→ **WHAT THE TASK ASKS**: List, from the lines below, each one with "title" in it.
-- STORED ROWS start --
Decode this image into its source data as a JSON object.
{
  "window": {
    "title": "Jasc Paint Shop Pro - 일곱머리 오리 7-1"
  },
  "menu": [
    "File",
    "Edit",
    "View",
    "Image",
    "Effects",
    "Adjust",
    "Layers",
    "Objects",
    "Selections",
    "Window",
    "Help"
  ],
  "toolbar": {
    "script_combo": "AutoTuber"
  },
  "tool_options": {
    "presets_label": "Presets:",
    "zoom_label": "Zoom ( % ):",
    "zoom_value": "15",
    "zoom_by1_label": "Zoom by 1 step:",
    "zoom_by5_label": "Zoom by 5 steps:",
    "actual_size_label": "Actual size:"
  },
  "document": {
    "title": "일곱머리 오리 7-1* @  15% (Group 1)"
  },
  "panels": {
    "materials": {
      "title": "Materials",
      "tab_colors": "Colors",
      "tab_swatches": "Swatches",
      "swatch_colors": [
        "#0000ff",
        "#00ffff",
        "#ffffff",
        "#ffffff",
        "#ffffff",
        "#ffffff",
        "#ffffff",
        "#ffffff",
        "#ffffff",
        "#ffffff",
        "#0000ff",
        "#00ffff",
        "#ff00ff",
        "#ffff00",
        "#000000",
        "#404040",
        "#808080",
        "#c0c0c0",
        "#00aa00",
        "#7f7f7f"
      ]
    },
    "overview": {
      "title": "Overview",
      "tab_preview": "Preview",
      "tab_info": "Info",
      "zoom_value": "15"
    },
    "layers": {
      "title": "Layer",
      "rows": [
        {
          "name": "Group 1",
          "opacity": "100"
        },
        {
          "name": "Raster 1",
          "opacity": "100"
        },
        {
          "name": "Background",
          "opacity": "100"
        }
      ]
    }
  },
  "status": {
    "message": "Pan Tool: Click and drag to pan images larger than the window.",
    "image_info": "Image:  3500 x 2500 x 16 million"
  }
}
-- STORED ROWS end --
→ **RESULT OF THE EXERCISE**:
    "title": "Jasc Paint Shop Pro - 일곱머리 오리 7-1"
    "title": "일곱머리 오리 7-1* @  15% (Group 1)"
      "title": "Materials",
      "title": "Overview",
      "title": "Layer",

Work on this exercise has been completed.